■ Data for review
_ _ _ _ _ _ _

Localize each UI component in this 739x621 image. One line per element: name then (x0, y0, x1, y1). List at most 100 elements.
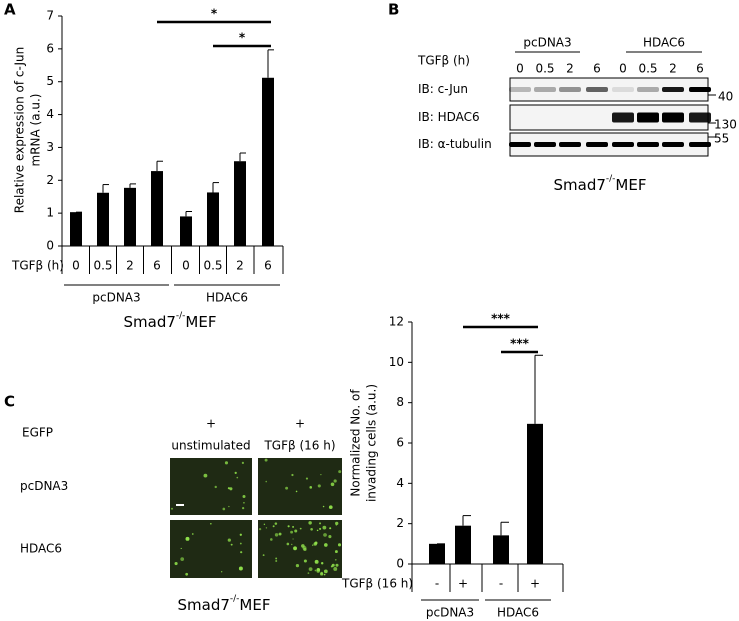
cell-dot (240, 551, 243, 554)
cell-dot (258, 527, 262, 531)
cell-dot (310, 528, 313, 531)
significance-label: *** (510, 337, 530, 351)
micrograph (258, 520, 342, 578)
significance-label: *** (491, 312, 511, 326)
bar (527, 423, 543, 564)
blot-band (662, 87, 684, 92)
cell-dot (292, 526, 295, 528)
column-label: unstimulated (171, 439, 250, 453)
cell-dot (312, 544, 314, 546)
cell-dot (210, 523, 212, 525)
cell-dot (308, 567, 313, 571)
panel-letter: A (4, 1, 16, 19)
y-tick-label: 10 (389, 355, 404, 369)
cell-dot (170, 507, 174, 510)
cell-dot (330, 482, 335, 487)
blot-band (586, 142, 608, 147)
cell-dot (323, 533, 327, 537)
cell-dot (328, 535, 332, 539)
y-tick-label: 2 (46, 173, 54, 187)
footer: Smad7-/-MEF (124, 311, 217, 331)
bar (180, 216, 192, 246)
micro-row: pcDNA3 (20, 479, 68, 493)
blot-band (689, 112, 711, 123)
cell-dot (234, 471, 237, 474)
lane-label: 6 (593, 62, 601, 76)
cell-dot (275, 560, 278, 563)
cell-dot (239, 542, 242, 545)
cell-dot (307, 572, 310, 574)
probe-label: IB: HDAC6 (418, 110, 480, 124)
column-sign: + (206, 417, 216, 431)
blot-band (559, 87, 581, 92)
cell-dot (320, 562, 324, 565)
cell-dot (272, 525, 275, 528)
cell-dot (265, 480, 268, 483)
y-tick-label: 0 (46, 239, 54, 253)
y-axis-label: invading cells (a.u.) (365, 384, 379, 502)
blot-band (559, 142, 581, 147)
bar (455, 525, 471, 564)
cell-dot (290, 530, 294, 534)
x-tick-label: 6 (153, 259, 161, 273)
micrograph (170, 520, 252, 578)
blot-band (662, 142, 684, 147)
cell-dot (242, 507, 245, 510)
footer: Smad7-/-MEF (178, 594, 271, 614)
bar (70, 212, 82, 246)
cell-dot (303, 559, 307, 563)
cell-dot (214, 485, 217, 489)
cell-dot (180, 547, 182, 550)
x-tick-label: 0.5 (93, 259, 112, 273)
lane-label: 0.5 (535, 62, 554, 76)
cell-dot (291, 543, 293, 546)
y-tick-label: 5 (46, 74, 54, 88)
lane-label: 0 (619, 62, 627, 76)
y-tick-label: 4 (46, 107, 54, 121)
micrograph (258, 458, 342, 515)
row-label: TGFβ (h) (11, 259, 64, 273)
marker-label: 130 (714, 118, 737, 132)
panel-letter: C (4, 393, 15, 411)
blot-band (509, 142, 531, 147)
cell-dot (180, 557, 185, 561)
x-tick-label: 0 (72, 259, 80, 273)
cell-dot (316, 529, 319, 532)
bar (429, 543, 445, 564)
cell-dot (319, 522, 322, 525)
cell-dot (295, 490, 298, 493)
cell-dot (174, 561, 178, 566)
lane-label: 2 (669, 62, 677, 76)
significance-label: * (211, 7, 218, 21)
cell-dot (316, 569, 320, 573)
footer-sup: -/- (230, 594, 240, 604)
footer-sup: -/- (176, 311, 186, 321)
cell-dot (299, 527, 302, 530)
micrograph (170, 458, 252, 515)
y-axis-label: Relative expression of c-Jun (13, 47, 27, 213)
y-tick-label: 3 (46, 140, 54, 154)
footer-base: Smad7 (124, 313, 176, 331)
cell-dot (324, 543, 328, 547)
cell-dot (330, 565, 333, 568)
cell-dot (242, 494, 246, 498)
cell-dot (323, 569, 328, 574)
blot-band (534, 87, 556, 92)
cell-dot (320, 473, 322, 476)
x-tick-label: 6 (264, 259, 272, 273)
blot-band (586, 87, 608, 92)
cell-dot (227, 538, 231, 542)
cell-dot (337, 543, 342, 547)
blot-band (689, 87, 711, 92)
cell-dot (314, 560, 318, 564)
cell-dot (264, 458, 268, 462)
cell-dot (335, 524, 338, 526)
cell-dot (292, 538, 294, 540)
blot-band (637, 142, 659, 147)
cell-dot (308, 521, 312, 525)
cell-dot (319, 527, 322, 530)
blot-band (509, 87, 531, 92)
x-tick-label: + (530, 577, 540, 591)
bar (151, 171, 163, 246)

_ _ _ _ _ _ _

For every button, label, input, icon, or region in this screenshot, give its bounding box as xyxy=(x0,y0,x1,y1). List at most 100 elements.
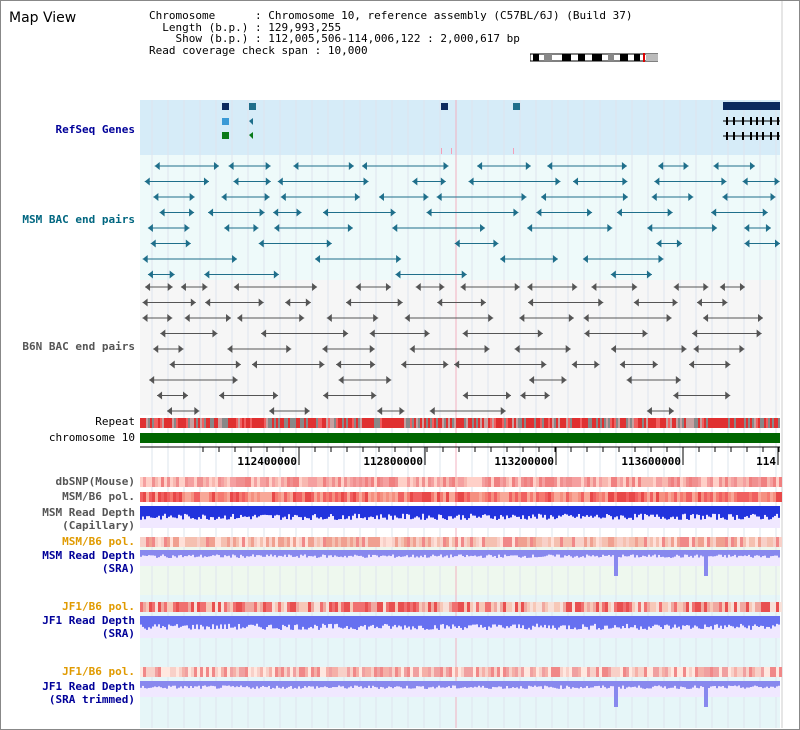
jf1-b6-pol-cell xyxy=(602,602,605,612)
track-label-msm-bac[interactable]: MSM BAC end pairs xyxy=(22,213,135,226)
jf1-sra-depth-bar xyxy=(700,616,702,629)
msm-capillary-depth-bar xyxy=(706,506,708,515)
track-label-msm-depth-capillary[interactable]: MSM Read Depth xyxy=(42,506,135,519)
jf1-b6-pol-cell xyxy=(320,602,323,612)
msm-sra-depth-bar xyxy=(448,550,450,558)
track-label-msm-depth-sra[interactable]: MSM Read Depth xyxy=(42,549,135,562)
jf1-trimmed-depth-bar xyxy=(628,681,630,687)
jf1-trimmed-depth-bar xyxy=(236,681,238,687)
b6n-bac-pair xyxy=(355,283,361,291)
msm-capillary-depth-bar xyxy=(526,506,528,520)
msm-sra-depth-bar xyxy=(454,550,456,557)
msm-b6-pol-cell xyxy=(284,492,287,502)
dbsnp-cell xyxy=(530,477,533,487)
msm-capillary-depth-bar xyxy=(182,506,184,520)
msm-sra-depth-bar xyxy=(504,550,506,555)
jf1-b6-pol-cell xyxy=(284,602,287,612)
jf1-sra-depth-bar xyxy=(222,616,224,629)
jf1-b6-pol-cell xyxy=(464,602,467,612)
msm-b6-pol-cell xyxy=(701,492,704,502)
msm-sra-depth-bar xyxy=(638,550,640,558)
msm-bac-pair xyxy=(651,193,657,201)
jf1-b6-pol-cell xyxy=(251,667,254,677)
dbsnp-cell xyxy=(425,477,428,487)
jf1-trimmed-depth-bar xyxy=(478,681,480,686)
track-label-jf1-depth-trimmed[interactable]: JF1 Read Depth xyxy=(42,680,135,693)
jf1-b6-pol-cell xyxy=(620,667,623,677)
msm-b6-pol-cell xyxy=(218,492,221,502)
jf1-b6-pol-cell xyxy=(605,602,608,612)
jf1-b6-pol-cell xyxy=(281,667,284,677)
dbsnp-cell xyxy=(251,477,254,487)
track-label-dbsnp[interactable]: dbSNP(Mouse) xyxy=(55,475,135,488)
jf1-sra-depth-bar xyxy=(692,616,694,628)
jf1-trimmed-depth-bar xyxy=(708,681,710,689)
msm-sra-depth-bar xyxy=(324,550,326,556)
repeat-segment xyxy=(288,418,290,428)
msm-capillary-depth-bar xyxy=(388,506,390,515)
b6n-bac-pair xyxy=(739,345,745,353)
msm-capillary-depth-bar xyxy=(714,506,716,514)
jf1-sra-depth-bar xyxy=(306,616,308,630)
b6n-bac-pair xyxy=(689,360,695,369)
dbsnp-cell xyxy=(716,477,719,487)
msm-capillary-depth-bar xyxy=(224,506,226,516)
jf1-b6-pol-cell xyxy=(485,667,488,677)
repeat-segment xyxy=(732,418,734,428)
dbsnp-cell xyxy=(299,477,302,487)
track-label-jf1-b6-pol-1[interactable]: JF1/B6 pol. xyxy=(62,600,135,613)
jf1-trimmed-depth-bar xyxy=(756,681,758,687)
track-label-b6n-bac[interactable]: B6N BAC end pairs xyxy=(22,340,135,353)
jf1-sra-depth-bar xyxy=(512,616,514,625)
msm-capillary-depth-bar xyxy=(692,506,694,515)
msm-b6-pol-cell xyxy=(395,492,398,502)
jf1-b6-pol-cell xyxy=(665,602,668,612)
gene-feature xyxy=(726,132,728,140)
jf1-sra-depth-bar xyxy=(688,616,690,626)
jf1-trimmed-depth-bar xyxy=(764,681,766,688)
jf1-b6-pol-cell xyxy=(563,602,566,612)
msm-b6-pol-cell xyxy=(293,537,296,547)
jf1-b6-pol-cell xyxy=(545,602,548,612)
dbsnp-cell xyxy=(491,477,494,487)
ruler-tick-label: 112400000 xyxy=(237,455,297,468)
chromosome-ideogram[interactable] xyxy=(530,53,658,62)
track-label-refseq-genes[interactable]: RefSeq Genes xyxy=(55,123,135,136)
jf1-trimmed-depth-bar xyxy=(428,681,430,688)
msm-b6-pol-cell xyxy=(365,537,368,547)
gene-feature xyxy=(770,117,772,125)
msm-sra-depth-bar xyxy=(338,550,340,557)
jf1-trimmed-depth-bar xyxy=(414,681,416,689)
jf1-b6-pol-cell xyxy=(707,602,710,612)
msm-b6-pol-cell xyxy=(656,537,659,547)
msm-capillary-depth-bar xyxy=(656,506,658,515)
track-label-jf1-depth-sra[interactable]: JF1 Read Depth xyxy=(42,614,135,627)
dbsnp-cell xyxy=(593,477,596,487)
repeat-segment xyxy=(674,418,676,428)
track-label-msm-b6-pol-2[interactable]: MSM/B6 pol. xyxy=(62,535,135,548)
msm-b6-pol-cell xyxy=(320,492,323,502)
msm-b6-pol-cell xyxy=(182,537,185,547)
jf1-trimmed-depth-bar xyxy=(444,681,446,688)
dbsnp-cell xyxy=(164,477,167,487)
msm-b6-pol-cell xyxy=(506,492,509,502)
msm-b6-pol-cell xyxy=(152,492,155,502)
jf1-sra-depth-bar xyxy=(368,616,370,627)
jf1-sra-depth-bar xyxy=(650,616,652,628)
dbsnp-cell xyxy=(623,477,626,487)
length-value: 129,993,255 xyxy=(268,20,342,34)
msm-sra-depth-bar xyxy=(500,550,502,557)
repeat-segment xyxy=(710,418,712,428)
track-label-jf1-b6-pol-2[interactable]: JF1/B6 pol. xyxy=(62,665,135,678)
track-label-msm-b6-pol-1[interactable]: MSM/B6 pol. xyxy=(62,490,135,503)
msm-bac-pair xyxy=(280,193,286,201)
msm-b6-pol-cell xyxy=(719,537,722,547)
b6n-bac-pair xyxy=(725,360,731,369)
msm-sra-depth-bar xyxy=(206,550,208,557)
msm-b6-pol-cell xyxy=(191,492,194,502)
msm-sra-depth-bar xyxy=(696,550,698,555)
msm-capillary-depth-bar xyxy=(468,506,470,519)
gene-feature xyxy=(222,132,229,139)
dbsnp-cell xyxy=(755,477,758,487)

_ _ _ _ _ _ _

■ Problem requirements
Please list every line of the records that contains "micrograph".

■ Written solution
micrograph (258, 520, 342, 578)
micrograph (170, 520, 252, 578)
micrograph (258, 458, 342, 515)
micrograph (170, 458, 252, 515)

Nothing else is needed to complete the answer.